■ DESCRIPTION OF THE TASK
Could you reproduce every one of the rows below verbatim, leaving out the pictures?

"""

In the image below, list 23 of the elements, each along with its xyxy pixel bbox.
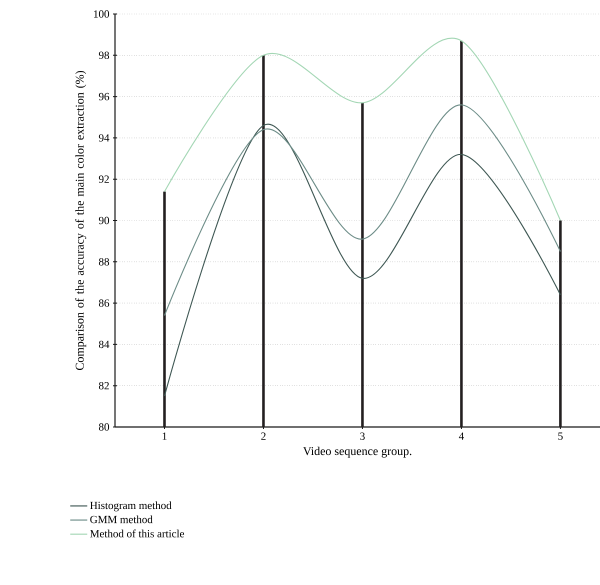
y-tick-label: 88 [98,258,110,266]
line-series [164,124,561,397]
x-tick-label: 5 [558,432,563,440]
y-tick-label: 80 [98,423,110,431]
y-tick-label: 90 [98,216,110,224]
y-tick-label: 98 [98,52,110,59]
y-tick-label: 84 [98,340,110,348]
y-tick-label: 94 [98,134,110,142]
legend-label: GMM method [90,515,153,524]
x-axis-title: Video sequence group. [303,446,412,458]
line-series [164,104,561,316]
y-tick-label: 100 [94,10,110,18]
x-tick-label: 2 [261,432,266,440]
y-tick-label: 82 [98,382,109,390]
x-tick-label: 4 [458,432,464,440]
y-tick-label: 86 [98,299,110,307]
legend-label: Method of this article [90,530,184,538]
y-tick-label: 92 [98,176,109,183]
legend-label: Histogram method [90,501,172,512]
x-tick-label: 1 [162,432,167,440]
y-tick-label: 96 [98,92,110,100]
x-tick-label: 3 [360,432,365,440]
y-axis-title: Comparison of the accuracy of the main color extraction (%) [75,70,86,370]
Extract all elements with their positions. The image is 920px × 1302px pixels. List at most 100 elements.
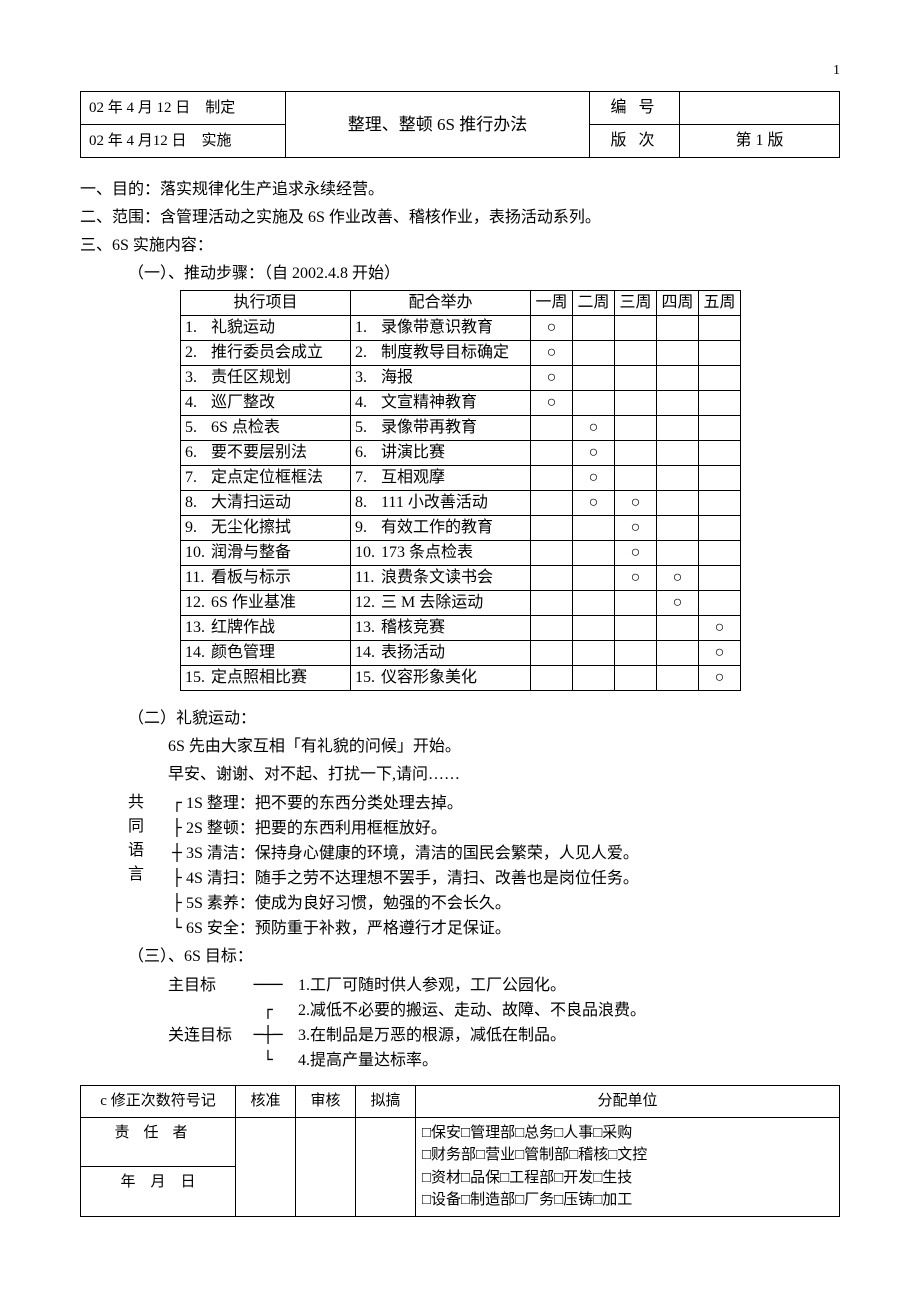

"""

■ FINISHED TASK
In the image below, list 23 of the elements, each along with its xyxy pixel bbox.
y-tick-label: 88 [98,258,110,266]
line-series [164,124,561,397]
x-tick-label: 5 [558,432,563,440]
y-tick-label: 80 [98,423,110,431]
y-tick-label: 90 [98,216,110,224]
y-tick-label: 98 [98,52,110,59]
y-tick-label: 84 [98,340,110,348]
y-tick-label: 94 [98,134,110,142]
legend-label: GMM method [90,515,153,524]
x-axis-title: Video sequence group. [303,446,412,458]
line-series [164,104,561,316]
y-tick-label: 100 [94,10,110,18]
x-tick-label: 2 [261,432,266,440]
y-tick-label: 82 [98,382,109,390]
x-tick-label: 4 [458,432,464,440]
y-tick-label: 86 [98,299,110,307]
legend-label: Method of this article [90,530,184,538]
y-tick-label: 92 [98,176,109,183]
legend-label: Histogram method [90,501,172,512]
x-tick-label: 1 [162,432,167,440]
y-tick-label: 96 [98,92,110,100]
x-tick-label: 3 [360,432,365,440]
y-axis-title: Comparison of the accuracy of the main color extraction (%) [75,70,86,370]
Extract all elements with their positions. The image is 920px × 1302px pixels. List at most 100 elements.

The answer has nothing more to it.